TASK REQUIREMENTS. Transcribe each line of the records below exactly, excluding any embedded images.

MATERIAL FOR THIS TASK.

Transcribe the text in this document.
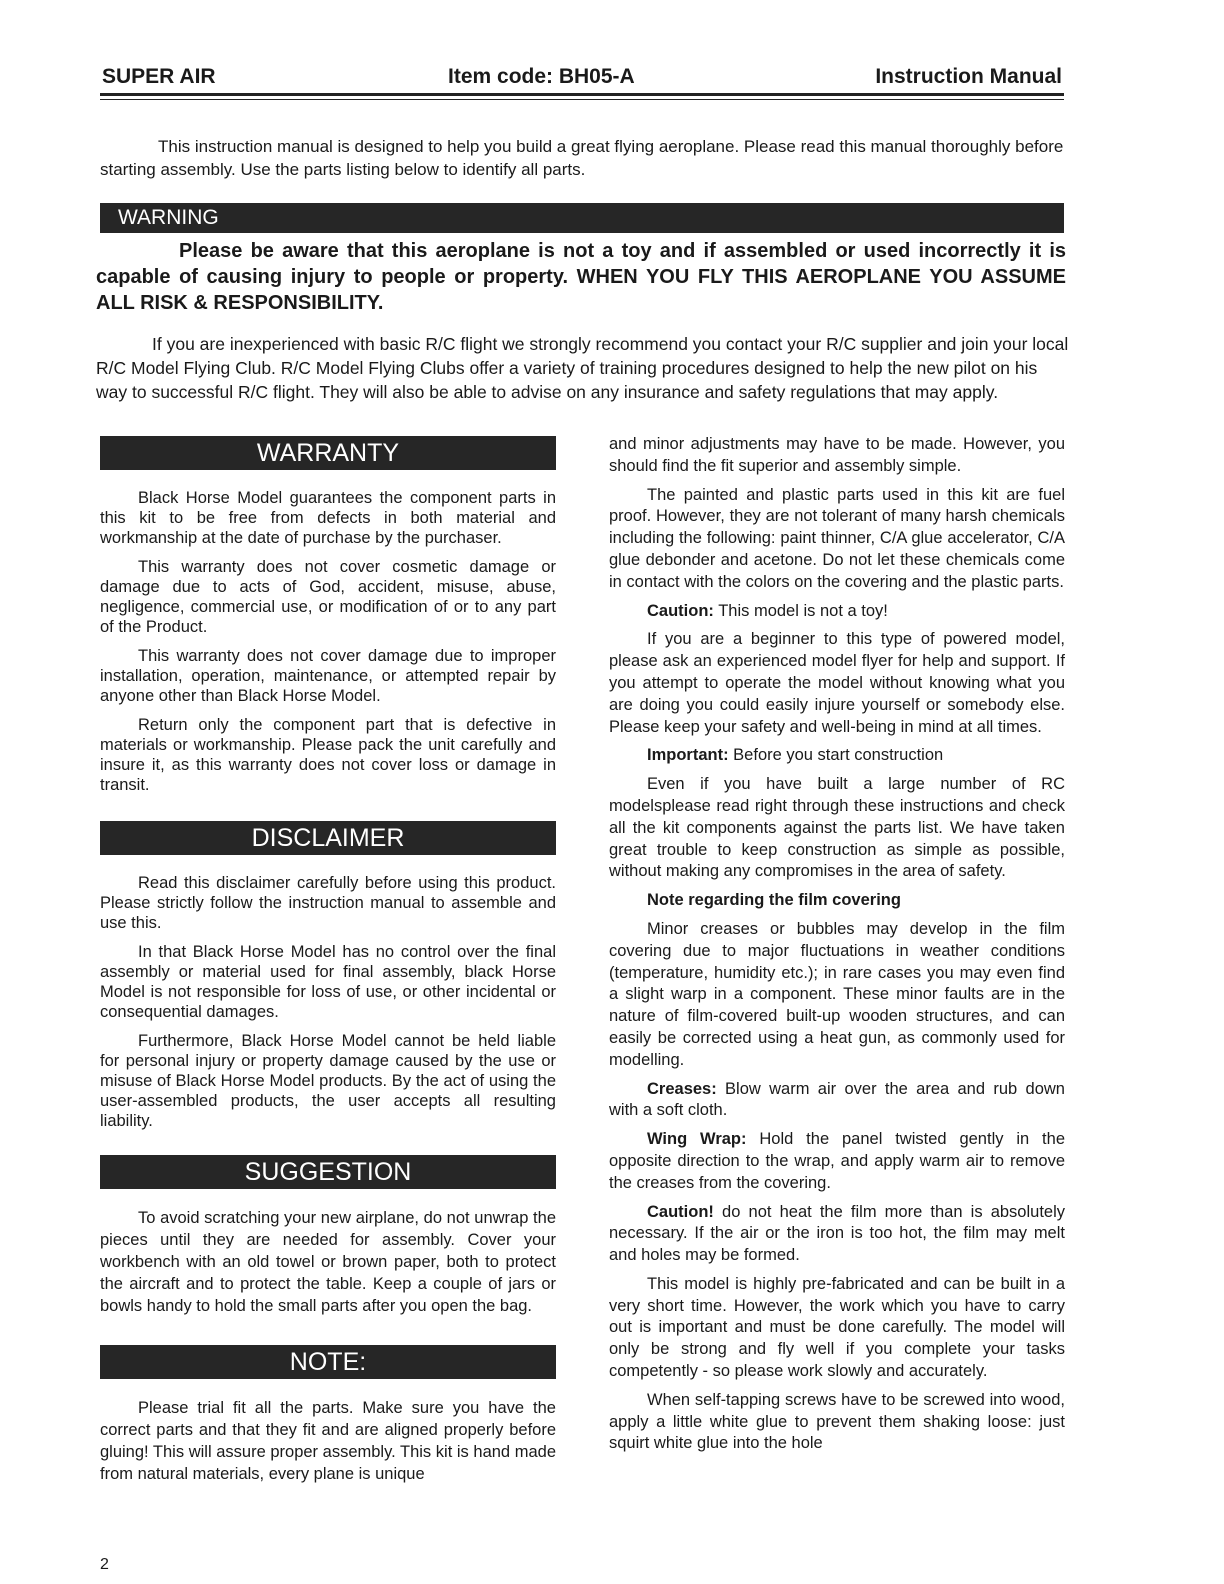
SUPER AIR	Item code: BH05-A	Instruction Manual

This instruction manual is designed to help you build a great flying aeroplane. Please read this manual thoroughly before starting assembly. Use the parts listing below to identify all parts.

WARNING

Please be aware that this aeroplane is not a toy and if assembled or used incorrectly it is capable of causing injury to people or property. WHEN YOU FLY THIS AEROPLANE YOU ASSUME ALL RISK & RESPONSIBILITY.

If you are inexperienced with basic R/C flight we strongly recommend you contact your R/C supplier and join your local R/C Model Flying Club. R/C Model Flying Clubs offer a variety of training procedures designed to help the new pilot on his way to successful R/C flight. They will also be able to advise on any insurance and safety regulations that may apply.

WARRANTY

Black Horse Model guarantees the component parts in this kit to be free from defects in both material and workmanship at the date of purchase by the purchaser.

This warranty does not cover cosmetic damage or damage due to acts of God, accident, misuse, abuse, negligence, commercial use, or modification of or to any part of the Product.

This warranty does not cover damage due to improper installation, operation, maintenance, or attempted repair by anyone other than Black Horse Model.

Return only the component part that is defective in materials or workmanship. Please pack the unit carefully and insure it, as this warranty does not cover loss or damage in transit.

DISCLAIMER

Read this disclaimer carefully before using this product. Please strictly follow the instruction manual to assemble and use this.

In that Black Horse Model has no control over the final assembly or material used for final assembly, black Horse Model is not responsible for loss of use, or other incidental or consequential damages.

Furthermore, Black Horse Model cannot be held liable for personal injury or property damage caused by the use or misuse of Black Horse Model products. By the act of using the user-assembled products, the user accepts all resulting liability.

SUGGESTION

To avoid scratching your new airplane, do not unwrap the pieces until they are needed for assembly. Cover your workbench with an old towel or brown paper, both to protect the aircraft and to protect the table. Keep a couple of jars or bowls handy to hold the small parts after you open the bag.

NOTE:

Please trial fit all the parts. Make sure you have the correct parts and that they fit and are aligned properly before gluing! This will assure proper assembly. This kit is hand made from natural materials, every plane is unique

and minor adjustments may have to be made. However, you should find the fit superior and assembly simple.

The painted and plastic parts used in this kit are fuel proof. However, they are not tolerant of many harsh chemicals including the following: paint thinner, C/A glue accelerator, C/A glue debonder and acetone. Do not let these chemicals come in contact with the colors on the covering and the plastic parts.

Caution: This model is not a toy!

If you are a beginner to this type of powered model, please ask an experienced model flyer for help and support. If you attempt to operate the model without knowing what you are doing you could easily injure yourself or somebody else. Please keep your safety and well-being in mind at all times.

Important: Before you start construction

Even if you have built a large number of RC modelsplease read right through these instructions and check all the kit components against the parts list. We have taken great trouble to keep construction as simple as possible, without making any compromises in the area of safety.

Note regarding the film covering

Minor creases or bubbles may develop in the film covering due to major fluctuations in weather conditions (temperature, humidity etc.); in rare cases you may even find a slight warp in a component. These minor faults are in the nature of film-covered built-up wooden structures, and can easily be corrected using a heat gun, as commonly used for modelling.

Creases: Blow warm air over the area and rub down with a soft cloth.

Wing Wrap: Hold the panel twisted gently in the opposite direction to the wrap, and apply warm air to remove the creases from the covering.

Caution! do not heat the film more than is absolutely necessary. If the air or the iron is too hot, the film may melt and holes may be formed.

This model is highly pre-fabricated and can be built in a very short time. However, the work which you have to carry out is important and must be done carefully. The model will only be strong and fly well if you complete your tasks competently - so please work slowly and accurately.

When self-tapping screws have to be screwed into wood, apply a little white glue to prevent them shaking loose: just squirt white glue into the hole

2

EXERCISE RESPONSE.
Transcribe the text in this document.
SUPER AIR	Item code: BH05-A	Instruction Manual

This instruction manual is designed to help you build a great flying aeroplane. Please read this manual thoroughly before starting assembly. Use the parts listing below to identify all parts.

WARNING

Please be aware that this aeroplane is not a toy and if assembled or used incorrectly it is capable of causing injury to people or property. WHEN YOU FLY THIS AEROPLANE YOU ASSUME ALL RISK & RESPONSIBILITY.

If you are inexperienced with basic R/C flight we strongly recommend you contact your R/C supplier and join your local R/C Model Flying Club. R/C Model Flying Clubs offer a variety of training procedures designed to help the new pilot on his way to successful R/C flight. They will also be able to advise on any insurance and safety regulations that may apply.

WARRANTY

Black Horse Model guarantees the component parts in this kit to be free from defects in both material and workmanship at the date of purchase by the purchaser.

This warranty does not cover cosmetic damage or damage due to acts of God, accident, misuse, abuse, negligence, commercial use, or modification of or to any part of the Product.

This warranty does not cover damage due to improper installation, operation, maintenance, or attempted repair by anyone other than Black Horse Model.

Return only the component part that is defective in materials or workmanship. Please pack the unit carefully and insure it, as this warranty does not cover loss or damage in transit.

DISCLAIMER

Read this disclaimer carefully before using this product. Please strictly follow the instruction manual to assemble and use this.

In that Black Horse Model has no control over the final assembly or material used for final assembly, black Horse Model is not responsible for loss of use, or other incidental or consequential damages.

Furthermore, Black Horse Model cannot be held liable for personal injury or property damage caused by the use or misuse of Black Horse Model products. By the act of using the user-assembled products, the user accepts all resulting liability.

SUGGESTION

To avoid scratching your new airplane, do not unwrap the pieces until they are needed for assembly. Cover your workbench with an old towel or brown paper, both to protect the aircraft and to protect the table. Keep a couple of jars or bowls handy to hold the small parts after you open the bag.

NOTE:

Please trial fit all the parts. Make sure you have the correct parts and that they fit and are aligned properly before gluing! This will assure proper assembly. This kit is hand made from natural materials, every plane is unique

and minor adjustments may have to be made. However, you should find the fit superior and assembly simple.

The painted and plastic parts used in this kit are fuel proof. However, they are not tolerant of many harsh chemicals including the following: paint thinner, C/A glue accelerator, C/A glue debonder and acetone. Do not let these chemicals come in contact with the colors on the covering and the plastic parts.

Caution: This model is not a toy!

If you are a beginner to this type of powered model, please ask an experienced model flyer for help and support. If you attempt to operate the model without knowing what you are doing you could easily injure yourself or somebody else. Please keep your safety and well-being in mind at all times.

Important: Before you start construction

Even if you have built a large number of RC modelsplease read right through these instructions and check all the kit components against the parts list. We have taken great trouble to keep construction as simple as possible, without making any compromises in the area of safety.

Note regarding the film covering

Minor creases or bubbles may develop in the film covering due to major fluctuations in weather conditions (temperature, humidity etc.); in rare cases you may even find a slight warp in a component. These minor faults are in the nature of film-covered built-up wooden structures, and can easily be corrected using a heat gun, as commonly used for modelling.

Creases: Blow warm air over the area and rub down with a soft cloth.

Wing Wrap: Hold the panel twisted gently in the opposite direction to the wrap, and apply warm air to remove the creases from the covering.

Caution! do not heat the film more than is absolutely necessary. If the air or the iron is too hot, the film may melt and holes may be formed.

This model is highly pre-fabricated and can be built in a very short time. However, the work which you have to carry out is important and must be done carefully. The model will only be strong and fly well if you complete your tasks competently - so please work slowly and accurately.

When self-tapping screws have to be screwed into wood, apply a little white glue to prevent them shaking loose: just squirt white glue into the hole

2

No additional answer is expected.